→ WHAT THIS TASK INVOLVES: Output the full material exactly as it appears here.

** Start MATERIAL SUPPLIED **

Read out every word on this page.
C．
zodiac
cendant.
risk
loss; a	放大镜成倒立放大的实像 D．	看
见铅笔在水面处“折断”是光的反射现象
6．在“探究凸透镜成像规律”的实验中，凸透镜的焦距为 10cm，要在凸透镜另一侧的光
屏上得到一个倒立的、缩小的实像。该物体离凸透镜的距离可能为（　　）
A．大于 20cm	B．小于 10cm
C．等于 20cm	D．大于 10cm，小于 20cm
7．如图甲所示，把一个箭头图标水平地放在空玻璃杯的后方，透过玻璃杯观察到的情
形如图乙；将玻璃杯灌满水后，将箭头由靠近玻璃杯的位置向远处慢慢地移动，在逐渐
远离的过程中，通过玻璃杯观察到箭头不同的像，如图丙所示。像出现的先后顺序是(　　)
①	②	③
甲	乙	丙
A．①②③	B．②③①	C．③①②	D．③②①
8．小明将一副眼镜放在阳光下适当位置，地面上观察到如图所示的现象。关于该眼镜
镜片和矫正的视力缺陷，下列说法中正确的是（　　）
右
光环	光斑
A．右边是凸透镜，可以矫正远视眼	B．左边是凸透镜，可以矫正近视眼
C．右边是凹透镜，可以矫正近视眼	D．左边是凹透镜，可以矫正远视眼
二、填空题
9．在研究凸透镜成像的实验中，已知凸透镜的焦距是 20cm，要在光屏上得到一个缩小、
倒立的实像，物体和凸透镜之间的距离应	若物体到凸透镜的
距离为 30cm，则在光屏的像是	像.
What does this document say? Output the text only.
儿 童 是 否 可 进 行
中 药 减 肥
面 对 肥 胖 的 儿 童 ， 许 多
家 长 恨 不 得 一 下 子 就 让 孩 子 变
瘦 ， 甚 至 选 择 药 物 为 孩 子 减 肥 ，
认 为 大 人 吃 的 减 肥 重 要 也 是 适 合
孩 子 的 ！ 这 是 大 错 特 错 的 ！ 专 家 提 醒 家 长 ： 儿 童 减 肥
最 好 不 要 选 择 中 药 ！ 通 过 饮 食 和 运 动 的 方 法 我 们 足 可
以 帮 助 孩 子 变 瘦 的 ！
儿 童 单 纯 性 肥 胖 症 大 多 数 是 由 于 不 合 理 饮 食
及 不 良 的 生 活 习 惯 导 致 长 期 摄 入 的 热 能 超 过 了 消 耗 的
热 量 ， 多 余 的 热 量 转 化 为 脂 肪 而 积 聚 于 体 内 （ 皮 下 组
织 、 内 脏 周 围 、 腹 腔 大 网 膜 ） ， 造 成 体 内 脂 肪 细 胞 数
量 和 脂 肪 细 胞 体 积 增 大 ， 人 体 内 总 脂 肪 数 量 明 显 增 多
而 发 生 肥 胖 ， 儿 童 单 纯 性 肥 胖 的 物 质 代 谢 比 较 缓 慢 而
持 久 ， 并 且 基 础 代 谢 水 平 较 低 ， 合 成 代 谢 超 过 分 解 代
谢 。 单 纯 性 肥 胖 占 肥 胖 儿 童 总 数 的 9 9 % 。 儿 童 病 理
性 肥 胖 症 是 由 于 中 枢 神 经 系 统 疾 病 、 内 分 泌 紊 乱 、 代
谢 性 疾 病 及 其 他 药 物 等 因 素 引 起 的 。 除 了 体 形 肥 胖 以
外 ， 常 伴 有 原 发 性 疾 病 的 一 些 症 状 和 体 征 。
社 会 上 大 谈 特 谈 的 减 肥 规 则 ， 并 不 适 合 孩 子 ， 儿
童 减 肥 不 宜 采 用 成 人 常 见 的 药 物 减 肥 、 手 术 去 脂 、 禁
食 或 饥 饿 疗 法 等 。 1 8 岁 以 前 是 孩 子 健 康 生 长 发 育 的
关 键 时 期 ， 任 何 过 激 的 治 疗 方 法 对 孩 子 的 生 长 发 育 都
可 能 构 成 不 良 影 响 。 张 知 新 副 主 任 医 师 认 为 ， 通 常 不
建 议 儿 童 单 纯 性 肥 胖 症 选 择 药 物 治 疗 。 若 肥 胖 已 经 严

** End MATERIAL SUPPLIED **

→ RESULT OF THIS EXERCISE:
Read out every word on this page.
C．
zodiac
cendant.
risk
loss; a	放大镜成倒立放大的实像 D．	看
见铅笔在水面处“折断”是光的反射现象
6．在“探究凸透镜成像规律”的实验中，凸透镜的焦距为 10cm，要在凸透镜另一侧的光
屏上得到一个倒立的、缩小的实像。该物体离凸透镜的距离可能为（　　）
A．大于 20cm	B．小于 10cm
C．等于 20cm	D．大于 10cm，小于 20cm
7．如图甲所示，把一个箭头图标水平地放在空玻璃杯的后方，透过玻璃杯观察到的情
形如图乙；将玻璃杯灌满水后，将箭头由靠近玻璃杯的位置向远处慢慢地移动，在逐渐
远离的过程中，通过玻璃杯观察到箭头不同的像，如图丙所示。像出现的先后顺序是(　　)
①	②	③
甲	乙	丙
A．①②③	B．②③①	C．③①②	D．③②①
8．小明将一副眼镜放在阳光下适当位置，地面上观察到如图所示的现象。关于该眼镜
镜片和矫正的视力缺陷，下列说法中正确的是（　　）
右
光环	光斑
A．右边是凸透镜，可以矫正远视眼	B．左边是凸透镜，可以矫正近视眼
C．右边是凹透镜，可以矫正近视眼	D．左边是凹透镜，可以矫正远视眼
二、填空题
9．在研究凸透镜成像的实验中，已知凸透镜的焦距是 20cm，要在光屏上得到一个缩小、
倒立的实像，物体和凸透镜之间的距离应	若物体到凸透镜的
距离为 30cm，则在光屏的像是	像.
What does this document say? Output the text only.
儿 童 是 否 可 进 行
中 药 减 肥
面 对 肥 胖 的 儿 童 ， 许 多
家 长 恨 不 得 一 下 子 就 让 孩 子 变
瘦 ， 甚 至 选 择 药 物 为 孩 子 减 肥 ，
认 为 大 人 吃 的 减 肥 重 要 也 是 适 合
孩 子 的 ！ 这 是 大 错 特 错 的 ！ 专 家 提 醒 家 长 ： 儿 童 减 肥
最 好 不 要 选 择 中 药 ！ 通 过 饮 食 和 运 动 的 方 法 我 们 足 可
以 帮 助 孩 子 变 瘦 的 ！
儿 童 单 纯 性 肥 胖 症 大 多 数 是 由 于 不 合 理 饮 食
及 不 良 的 生 活 习 惯 导 致 长 期 摄 入 的 热 能 超 过 了 消 耗 的
热 量 ， 多 余 的 热 量 转 化 为 脂 肪 而 积 聚 于 体 内 （ 皮 下 组
织 、 内 脏 周 围 、 腹 腔 大 网 膜 ） ， 造 成 体 内 脂 肪 细 胞 数
量 和 脂 肪 细 胞 体 积 增 大 ， 人 体 内 总 脂 肪 数 量 明 显 增 多
而 发 生 肥 胖 ， 儿 童 单 纯 性 肥 胖 的 物 质 代 谢 比 较 缓 慢 而
持 久 ， 并 且 基 础 代 谢 水 平 较 低 ， 合 成 代 谢 超 过 分 解 代
谢 。 单 纯 性 肥 胖 占 肥 胖 儿 童 总 数 的 9 9 % 。 儿 童 病 理
性 肥 胖 症 是 由 于 中 枢 神 经 系 统 疾 病 、 内 分 泌 紊 乱 、 代
谢 性 疾 病 及 其 他 药 物 等 因 素 引 起 的 。 除 了 体 形 肥 胖 以
外 ， 常 伴 有 原 发 性 疾 病 的 一 些 症 状 和 体 征 。
社 会 上 大 谈 特 谈 的 减 肥 规 则 ， 并 不 适 合 孩 子 ， 儿
童 减 肥 不 宜 采 用 成 人 常 见 的 药 物 减 肥 、 手 术 去 脂 、 禁
食 或 饥 饿 疗 法 等 。 1 8 岁 以 前 是 孩 子 健 康 生 长 发 育 的
关 键 时 期 ， 任 何 过 激 的 治 疗 方 法 对 孩 子 的 生 长 发 育 都
可 能 构 成 不 良 影 响 。 张 知 新 副 主 任 医 师 认 为 ， 通 常 不
建 议 儿 童 单 纯 性 肥 胖 症 选 择 药 物 治 疗 。 若 肥 胖 已 经 严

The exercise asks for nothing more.